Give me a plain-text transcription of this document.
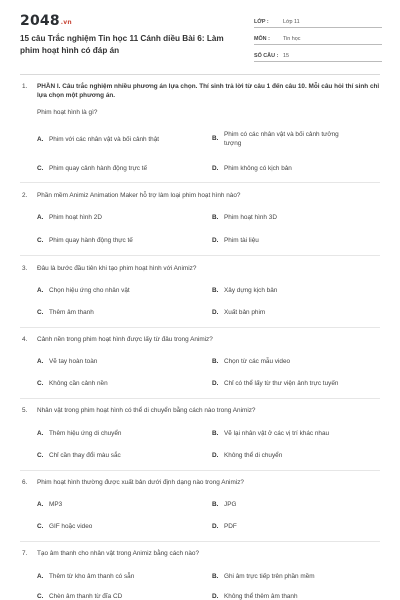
2048.vn
15 câu Trắc nghiệm Tin học 11 Cánh diều Bài 6: Làm phim hoạt hình có đáp án
LỚP :	Lớp 11
MÔN :	Tin học
SỐ CÂU : 15
1.	PHẦN I. Câu trắc nghiệm nhiều phương án lựa chọn. Thí sinh trả lời từ câu 1 đến câu 10. Mỗi câu hỏi thí sinh chỉ lựa chọn một phương án.
Phim hoạt hình là gì?
A. Phim với các nhân vật và bối cảnh thật	B.Phim có các nhân vật và bối cảnh tưởng tượng
C. Phim quay cảnh hành động trực tế	D. Phim không có kịch bản
2.	Phần mềm Animiz Animation Maker hỗ trợ làm loại phim hoạt hình nào?
A. Phim hoạt hình 2D	B. Phim hoạt hình 3D
C. Phim quay hành động thực tế	D. Phim tài liệu
3.	Đâu là bước đầu tiên khi tạo phim hoạt hình với Animiz?
A. Chọn hiệu ứng cho nhân vật	B. Xây dựng kịch bản
C. Thêm âm thanh	D. Xuất bản phim
4.	Cảnh nền trong phim hoạt hình được lấy từ đâu trong Animiz?
A. Vẽ tay hoàn toàn	B. Chọn từ các mẫu video
C. Không cần cảnh nền	D. Chỉ có thể lấy từ thư viện ảnh trực tuyến
5.	Nhân vật trong phim hoạt hình có thể di chuyển bằng cách nào trong Animiz?
A. Thêm hiệu ứng di chuyển	B. Vẽ lại nhân vật ở các vị trí khác nhau
C. Chỉ cần thay đổi màu sắc	D. Không thể di chuyển
6.	Phim hoạt hình thường được xuất bản dưới định dạng nào trong Animiz?
A. MP3	B. JPG
C. GIF hoặc video	D. PDF
7.	Tạo âm thanh cho nhân vật trong Animiz bằng cách nào?
A. Thêm từ kho âm thanh có sẵn	B. Ghi âm trực tiếp trên phần mềm
C. Chèn âm thanh từ đĩa CD	D. Không thể thêm âm thanh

* * *

▸ Exercise
Your task is to reproduce all of the material exactly. The pictures stay out.

▸ Task response
Give me a plain-text transcription of this document.
2048.vn
15 câu Trắc nghiệm Tin học 11 Cánh diều Bài 6: Làm phim hoạt hình có đáp án
LỚP :	Lớp 11
MÔN :	Tin học
SỐ CÂU : 15
1.	PHẦN I. Câu trắc nghiệm nhiều phương án lựa chọn. Thí sinh trả lời từ câu 1 đến câu 10. Mỗi câu hỏi thí sinh chỉ lựa chọn một phương án.
Phim hoạt hình là gì?
A. Phim với các nhân vật và bối cảnh thật	B.Phim có các nhân vật và bối cảnh tưởng tượng
C. Phim quay cảnh hành động trực tế	D. Phim không có kịch bản
2.	Phần mềm Animiz Animation Maker hỗ trợ làm loại phim hoạt hình nào?
A. Phim hoạt hình 2D	B. Phim hoạt hình 3D
C. Phim quay hành động thực tế	D. Phim tài liệu
3.	Đâu là bước đầu tiên khi tạo phim hoạt hình với Animiz?
A. Chọn hiệu ứng cho nhân vật	B. Xây dựng kịch bản
C. Thêm âm thanh	D. Xuất bản phim
4.	Cảnh nền trong phim hoạt hình được lấy từ đâu trong Animiz?
A. Vẽ tay hoàn toàn	B. Chọn từ các mẫu video
C. Không cần cảnh nền	D. Chỉ có thể lấy từ thư viện ảnh trực tuyến
5.	Nhân vật trong phim hoạt hình có thể di chuyển bằng cách nào trong Animiz?
A. Thêm hiệu ứng di chuyển	B. Vẽ lại nhân vật ở các vị trí khác nhau
C. Chỉ cần thay đổi màu sắc	D. Không thể di chuyển
6.	Phim hoạt hình thường được xuất bản dưới định dạng nào trong Animiz?
A. MP3	B. JPG
C. GIF hoặc video	D. PDF
7.	Tạo âm thanh cho nhân vật trong Animiz bằng cách nào?
A. Thêm từ kho âm thanh có sẵn	B. Ghi âm trực tiếp trên phần mềm
C. Chèn âm thanh từ đĩa CD	D. Không thể thêm âm thanh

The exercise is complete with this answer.